▸ Short task
Output every line below exactly.

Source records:

:::

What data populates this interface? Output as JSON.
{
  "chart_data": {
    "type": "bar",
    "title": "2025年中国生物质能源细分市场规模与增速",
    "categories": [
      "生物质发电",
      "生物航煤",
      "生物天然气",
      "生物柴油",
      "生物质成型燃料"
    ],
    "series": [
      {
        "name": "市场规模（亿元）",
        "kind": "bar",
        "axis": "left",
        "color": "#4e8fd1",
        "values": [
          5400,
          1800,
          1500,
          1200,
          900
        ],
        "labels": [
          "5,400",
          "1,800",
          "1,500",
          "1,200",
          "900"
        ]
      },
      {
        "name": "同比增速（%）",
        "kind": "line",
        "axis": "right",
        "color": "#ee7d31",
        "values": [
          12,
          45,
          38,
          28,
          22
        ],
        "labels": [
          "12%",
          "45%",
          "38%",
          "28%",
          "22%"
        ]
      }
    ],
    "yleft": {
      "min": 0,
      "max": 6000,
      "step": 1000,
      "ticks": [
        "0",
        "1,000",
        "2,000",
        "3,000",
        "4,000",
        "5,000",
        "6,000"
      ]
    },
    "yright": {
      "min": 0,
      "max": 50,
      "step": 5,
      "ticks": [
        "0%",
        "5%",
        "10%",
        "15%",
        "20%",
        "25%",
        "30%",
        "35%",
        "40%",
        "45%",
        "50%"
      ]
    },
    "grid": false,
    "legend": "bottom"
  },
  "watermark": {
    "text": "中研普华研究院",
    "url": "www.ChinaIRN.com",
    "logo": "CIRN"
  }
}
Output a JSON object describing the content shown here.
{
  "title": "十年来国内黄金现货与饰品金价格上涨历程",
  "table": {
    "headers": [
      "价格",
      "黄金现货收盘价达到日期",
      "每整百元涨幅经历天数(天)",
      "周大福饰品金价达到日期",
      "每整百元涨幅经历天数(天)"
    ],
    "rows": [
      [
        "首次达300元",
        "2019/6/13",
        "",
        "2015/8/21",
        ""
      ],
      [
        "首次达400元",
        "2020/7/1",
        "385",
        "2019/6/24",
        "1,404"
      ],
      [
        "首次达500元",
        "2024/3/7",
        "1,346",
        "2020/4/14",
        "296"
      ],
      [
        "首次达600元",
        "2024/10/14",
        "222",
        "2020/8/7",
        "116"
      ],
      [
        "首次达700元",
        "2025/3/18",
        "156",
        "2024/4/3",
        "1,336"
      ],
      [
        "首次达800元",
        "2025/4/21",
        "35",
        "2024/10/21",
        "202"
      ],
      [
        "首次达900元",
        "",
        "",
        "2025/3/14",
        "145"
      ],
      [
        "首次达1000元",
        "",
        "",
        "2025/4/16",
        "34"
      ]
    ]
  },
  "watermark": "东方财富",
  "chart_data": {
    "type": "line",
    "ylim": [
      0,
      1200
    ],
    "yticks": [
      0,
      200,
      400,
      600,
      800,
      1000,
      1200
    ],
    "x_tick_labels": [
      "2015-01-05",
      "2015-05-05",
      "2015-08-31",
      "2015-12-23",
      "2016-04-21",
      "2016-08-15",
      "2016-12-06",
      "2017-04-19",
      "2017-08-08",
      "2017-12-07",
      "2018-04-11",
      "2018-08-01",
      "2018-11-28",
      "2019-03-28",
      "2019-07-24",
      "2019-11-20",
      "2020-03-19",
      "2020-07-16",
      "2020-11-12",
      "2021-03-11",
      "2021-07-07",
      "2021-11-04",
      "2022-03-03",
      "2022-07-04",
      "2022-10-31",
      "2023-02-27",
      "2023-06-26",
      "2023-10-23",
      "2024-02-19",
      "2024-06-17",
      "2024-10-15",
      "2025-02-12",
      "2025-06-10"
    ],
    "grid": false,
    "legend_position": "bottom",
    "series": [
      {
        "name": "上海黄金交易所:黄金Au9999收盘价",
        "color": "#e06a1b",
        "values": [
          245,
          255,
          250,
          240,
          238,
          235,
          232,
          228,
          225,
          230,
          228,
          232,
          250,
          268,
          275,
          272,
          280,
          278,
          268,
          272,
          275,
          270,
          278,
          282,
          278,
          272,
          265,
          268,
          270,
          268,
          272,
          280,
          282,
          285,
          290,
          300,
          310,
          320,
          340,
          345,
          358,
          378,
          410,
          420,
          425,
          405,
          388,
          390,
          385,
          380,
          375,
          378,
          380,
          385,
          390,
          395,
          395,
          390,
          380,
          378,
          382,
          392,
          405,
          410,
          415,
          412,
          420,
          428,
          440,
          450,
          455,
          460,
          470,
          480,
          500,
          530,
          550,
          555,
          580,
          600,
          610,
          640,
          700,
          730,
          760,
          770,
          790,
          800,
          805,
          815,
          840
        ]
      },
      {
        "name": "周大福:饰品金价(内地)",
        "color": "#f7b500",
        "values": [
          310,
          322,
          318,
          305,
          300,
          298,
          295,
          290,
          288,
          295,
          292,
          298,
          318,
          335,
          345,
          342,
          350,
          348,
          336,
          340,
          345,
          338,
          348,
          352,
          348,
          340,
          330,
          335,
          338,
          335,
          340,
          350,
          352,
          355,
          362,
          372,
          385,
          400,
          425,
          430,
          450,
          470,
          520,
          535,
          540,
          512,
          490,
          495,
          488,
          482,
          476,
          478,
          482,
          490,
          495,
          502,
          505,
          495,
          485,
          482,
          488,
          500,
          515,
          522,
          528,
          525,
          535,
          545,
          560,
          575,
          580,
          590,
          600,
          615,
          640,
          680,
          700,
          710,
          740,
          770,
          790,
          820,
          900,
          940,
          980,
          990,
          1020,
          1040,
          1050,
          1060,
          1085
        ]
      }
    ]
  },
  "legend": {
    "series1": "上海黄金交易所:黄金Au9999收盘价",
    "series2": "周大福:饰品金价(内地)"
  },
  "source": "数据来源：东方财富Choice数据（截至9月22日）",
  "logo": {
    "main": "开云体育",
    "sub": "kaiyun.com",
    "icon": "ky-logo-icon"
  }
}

:::

▸ Answer to the task
What data populates this interface? Output as JSON.
{
  "chart_data": {
    "type": "bar",
    "title": "2025年中国生物质能源细分市场规模与增速",
    "categories": [
      "生物质发电",
      "生物航煤",
      "生物天然气",
      "生物柴油",
      "生物质成型燃料"
    ],
    "series": [
      {
        "name": "市场规模（亿元）",
        "kind": "bar",
        "axis": "left",
        "color": "#4e8fd1",
        "values": [
          5400,
          1800,
          1500,
          1200,
          900
        ],
        "labels": [
          "5,400",
          "1,800",
          "1,500",
          "1,200",
          "900"
        ]
      },
      {
        "name": "同比增速（%）",
        "kind": "line",
        "axis": "right",
        "color": "#ee7d31",
        "values": [
          12,
          45,
          38,
          28,
          22
        ],
        "labels": [
          "12%",
          "45%",
          "38%",
          "28%",
          "22%"
        ]
      }
    ],
    "yleft": {
      "min": 0,
      "max": 6000,
      "step": 1000,
      "ticks": [
        "0",
        "1,000",
        "2,000",
        "3,000",
        "4,000",
        "5,000",
        "6,000"
      ]
    },
    "yright": {
      "min": 0,
      "max": 50,
      "step": 5,
      "ticks": [
        "0%",
        "5%",
        "10%",
        "15%",
        "20%",
        "25%",
        "30%",
        "35%",
        "40%",
        "45%",
        "50%"
      ]
    },
    "grid": false,
    "legend": "bottom"
  },
  "watermark": {
    "text": "中研普华研究院",
    "url": "www.ChinaIRN.com",
    "logo": "CIRN"
  }
}
Output a JSON object describing the content shown here.
{
  "title": "十年来国内黄金现货与饰品金价格上涨历程",
  "table": {
    "headers": [
      "价格",
      "黄金现货收盘价达到日期",
      "每整百元涨幅经历天数(天)",
      "周大福饰品金价达到日期",
      "每整百元涨幅经历天数(天)"
    ],
    "rows": [
      [
        "首次达300元",
        "2019/6/13",
        "",
        "2015/8/21",
        ""
      ],
      [
        "首次达400元",
        "2020/7/1",
        "385",
        "2019/6/24",
        "1,404"
      ],
      [
        "首次达500元",
        "2024/3/7",
        "1,346",
        "2020/4/14",
        "296"
      ],
      [
        "首次达600元",
        "2024/10/14",
        "222",
        "2020/8/7",
        "116"
      ],
      [
        "首次达700元",
        "2025/3/18",
        "156",
        "2024/4/3",
        "1,336"
      ],
      [
        "首次达800元",
        "2025/4/21",
        "35",
        "2024/10/21",
        "202"
      ],
      [
        "首次达900元",
        "",
        "",
        "2025/3/14",
        "145"
      ],
      [
        "首次达1000元",
        "",
        "",
        "2025/4/16",
        "34"
      ]
    ]
  },
  "watermark": "东方财富",
  "chart_data": {
    "type": "line",
    "ylim": [
      0,
      1200
    ],
    "yticks": [
      0,
      200,
      400,
      600,
      800,
      1000,
      1200
    ],
    "x_tick_labels": [
      "2015-01-05",
      "2015-05-05",
      "2015-08-31",
      "2015-12-23",
      "2016-04-21",
      "2016-08-15",
      "2016-12-06",
      "2017-04-19",
      "2017-08-08",
      "2017-12-07",
      "2018-04-11",
      "2018-08-01",
      "2018-11-28",
      "2019-03-28",
      "2019-07-24",
      "2019-11-20",
      "2020-03-19",
      "2020-07-16",
      "2020-11-12",
      "2021-03-11",
      "2021-07-07",
      "2021-11-04",
      "2022-03-03",
      "2022-07-04",
      "2022-10-31",
      "2023-02-27",
      "2023-06-26",
      "2023-10-23",
      "2024-02-19",
      "2024-06-17",
      "2024-10-15",
      "2025-02-12",
      "2025-06-10"
    ],
    "grid": false,
    "legend_position": "bottom",
    "series": [
      {
        "name": "上海黄金交易所:黄金Au9999收盘价",
        "color": "#e06a1b",
        "values": [
          245,
          255,
          250,
          240,
          238,
          235,
          232,
          228,
          225,
          230,
          228,
          232,
          250,
          268,
          275,
          272,
          280,
          278,
          268,
          272,
          275,
          270,
          278,
          282,
          278,
          272,
          265,
          268,
          270,
          268,
          272,
          280,
          282,
          285,
          290,
          300,
          310,
          320,
          340,
          345,
          358,
          378,
          410,
          420,
          425,
          405,
          388,
          390,
          385,
          380,
          375,
          378,
          380,
          385,
          390,
          395,
          395,
          390,
          380,
          378,
          382,
          392,
          405,
          410,
          415,
          412,
          420,
          428,
          440,
          450,
          455,
          460,
          470,
          480,
          500,
          530,
          550,
          555,
          580,
          600,
          610,
          640,
          700,
          730,
          760,
          770,
          790,
          800,
          805,
          815,
          840
        ]
      },
      {
        "name": "周大福:饰品金价(内地)",
        "color": "#f7b500",
        "values": [
          310,
          322,
          318,
          305,
          300,
          298,
          295,
          290,
          288,
          295,
          292,
          298,
          318,
          335,
          345,
          342,
          350,
          348,
          336,
          340,
          345,
          338,
          348,
          352,
          348,
          340,
          330,
          335,
          338,
          335,
          340,
          350,
          352,
          355,
          362,
          372,
          385,
          400,
          425,
          430,
          450,
          470,
          520,
          535,
          540,
          512,
          490,
          495,
          488,
          482,
          476,
          478,
          482,
          490,
          495,
          502,
          505,
          495,
          485,
          482,
          488,
          500,
          515,
          522,
          528,
          525,
          535,
          545,
          560,
          575,
          580,
          590,
          600,
          615,
          640,
          680,
          700,
          710,
          740,
          770,
          790,
          820,
          900,
          940,
          980,
          990,
          1020,
          1040,
          1050,
          1060,
          1085
        ]
      }
    ]
  },
  "legend": {
    "series1": "上海黄金交易所:黄金Au9999收盘价",
    "series2": "周大福:饰品金价(内地)"
  },
  "source": "数据来源：东方财富Choice数据（截至9月22日）",
  "logo": {
    "main": "开云体育",
    "sub": "kaiyun.com",
    "icon": "ky-logo-icon"
  }
}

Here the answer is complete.